::: Input

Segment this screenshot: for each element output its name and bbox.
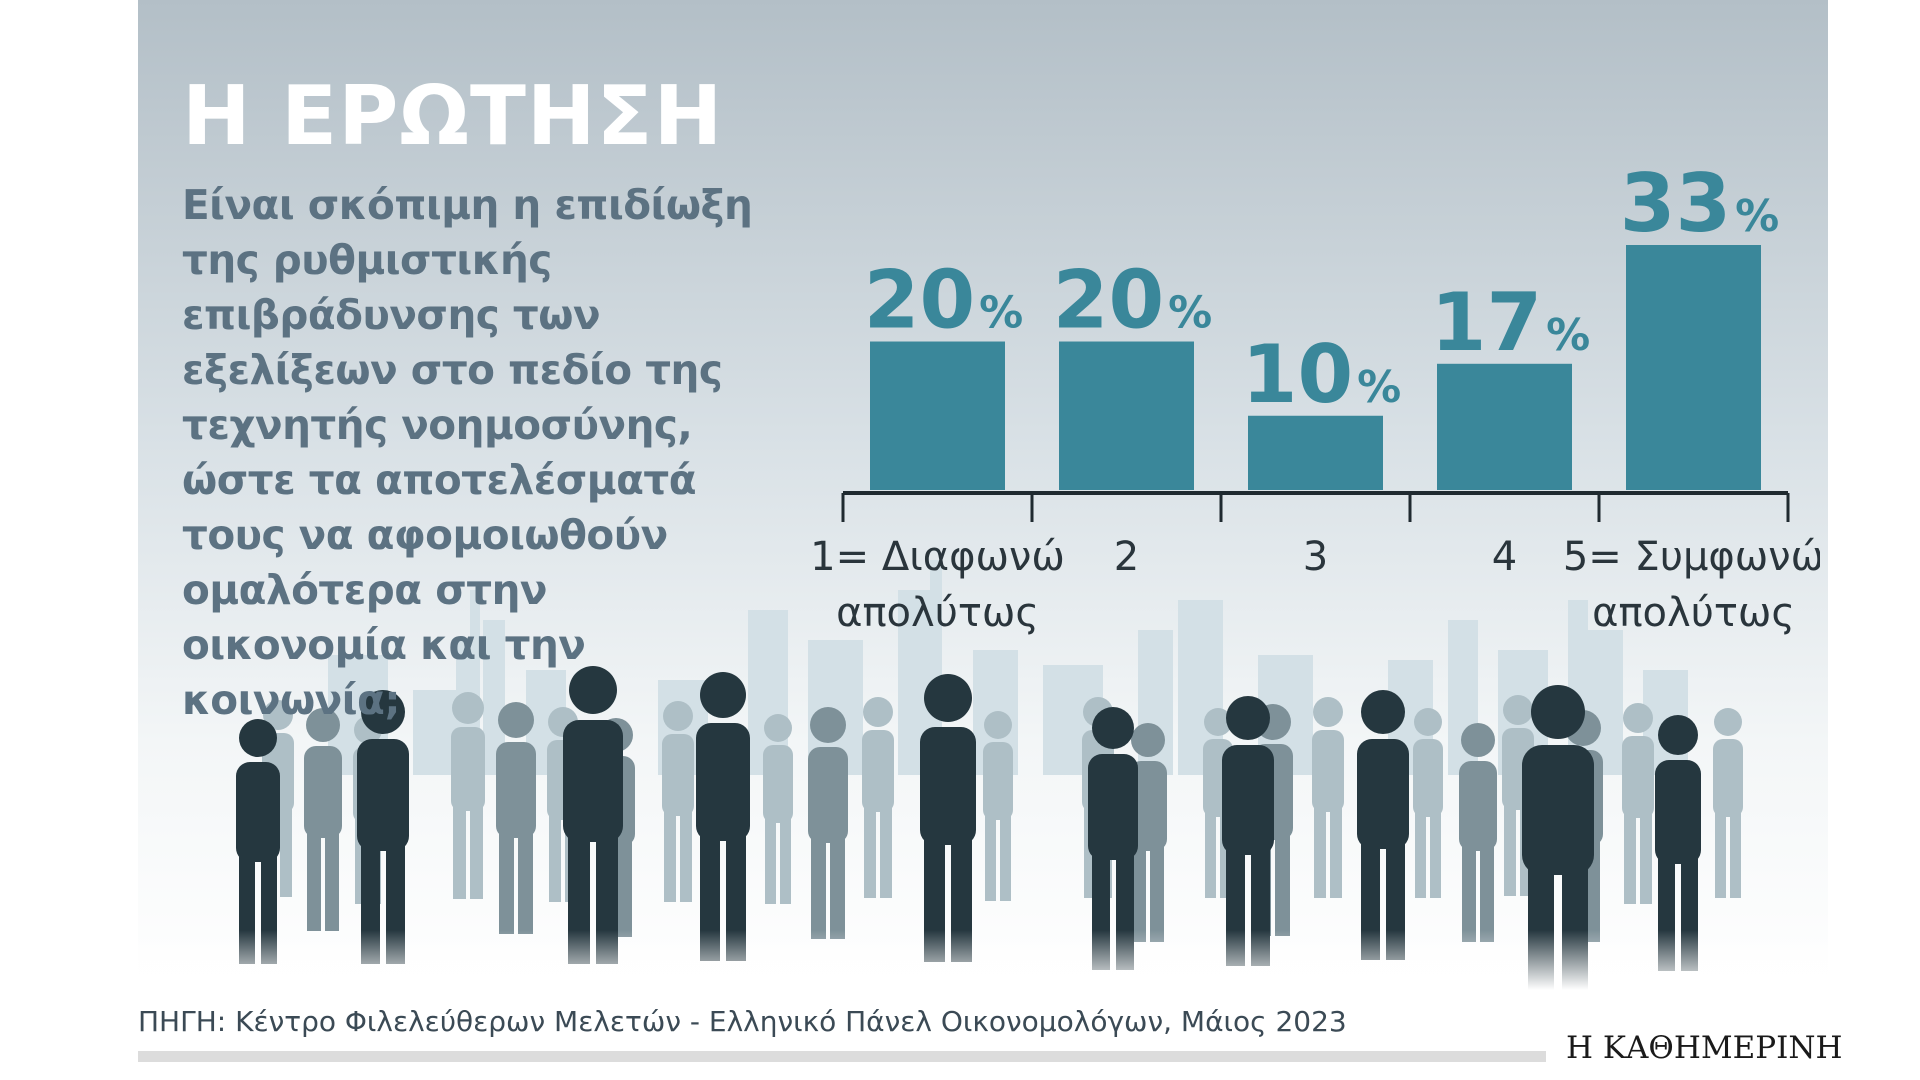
- value-label-5: 33%: [1620, 157, 1779, 250]
- category-label-1: 1= Διαφωνώ απολύτως: [810, 534, 1065, 636]
- bar-chart: 20% 1= Διαφωνώ απολύτως 20% 2 10% 3 17% 4 33% 5= Σ…: [810, 157, 1820, 636]
- source-note: ΠΗΓΗ: Κέντρο Φιλελεύθερων Μελετών - Ελλη…: [138, 1005, 1347, 1038]
- value-label-2: 20%: [1053, 254, 1212, 347]
- brand-logo: Η ΚΑΘΗΜΕΡΙΝΗ: [1566, 1030, 1843, 1066]
- page-title: Η ΕΡΩΤΗΣΗ: [182, 69, 724, 164]
- category-label-3: 3: [1303, 534, 1328, 580]
- category-label-2: 2: [1114, 534, 1139, 580]
- source-underline: [138, 1051, 1546, 1062]
- value-label-4: 17%: [1431, 276, 1590, 369]
- bar-4: [1437, 363, 1572, 490]
- city-skyline: [328, 560, 1688, 775]
- bar-3: [1248, 415, 1383, 490]
- question-text: Είναι σκόπιμη η επιδίωξη της ρυθμιστικής…: [182, 181, 753, 724]
- category-label-4: 4: [1492, 534, 1517, 580]
- value-label-1: 20%: [864, 254, 1023, 347]
- category-label-5: 5= Συμφωνώ απολύτως: [1563, 534, 1820, 636]
- bar-1: [870, 341, 1005, 490]
- value-label-3: 10%: [1242, 328, 1401, 421]
- bar-2: [1059, 341, 1194, 490]
- bar-5: [1626, 245, 1761, 490]
- crowd-mid-silhouettes: [304, 702, 1603, 942]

::::::

Your goal =
Repeat the rows above without the pictures, substituting "data-label" for "value-label" everywhere and leaving everything else unchanged.

Solution for this problem =
Segment this screenshot: for each element output its name and bbox.
- data-label-5: 33%: [1620, 157, 1779, 250]
- category-label-1: 1= Διαφωνώ απολύτως: [810, 534, 1065, 636]
- bar-chart: 20% 1= Διαφωνώ απολύτως 20% 2 10% 3 17% 4 33% 5= Σ…: [810, 157, 1820, 636]
- source-note: ΠΗΓΗ: Κέντρο Φιλελεύθερων Μελετών - Ελλη…: [138, 1005, 1347, 1038]
- data-label-2: 20%: [1053, 254, 1212, 347]
- brand-logo: Η ΚΑΘΗΜΕΡΙΝΗ: [1566, 1030, 1843, 1066]
- page-title: Η ΕΡΩΤΗΣΗ: [182, 69, 724, 164]
- category-label-3: 3: [1303, 534, 1328, 580]
- category-label-2: 2: [1114, 534, 1139, 580]
- source-underline: [138, 1051, 1546, 1062]
- data-label-4: 17%: [1431, 276, 1590, 369]
- bar-4: [1437, 363, 1572, 490]
- city-skyline: [328, 560, 1688, 775]
- bar-3: [1248, 415, 1383, 490]
- question-text: Είναι σκόπιμη η επιδίωξη της ρυθμιστικής…: [182, 181, 753, 724]
- category-label-4: 4: [1492, 534, 1517, 580]
- data-label-1: 20%: [864, 254, 1023, 347]
- category-label-5: 5= Συμφωνώ απολύτως: [1563, 534, 1820, 636]
- bar-1: [870, 341, 1005, 490]
- data-label-3: 10%: [1242, 328, 1401, 421]
- bar-2: [1059, 341, 1194, 490]
- bar-5: [1626, 245, 1761, 490]
- crowd-mid-silhouettes: [304, 702, 1603, 942]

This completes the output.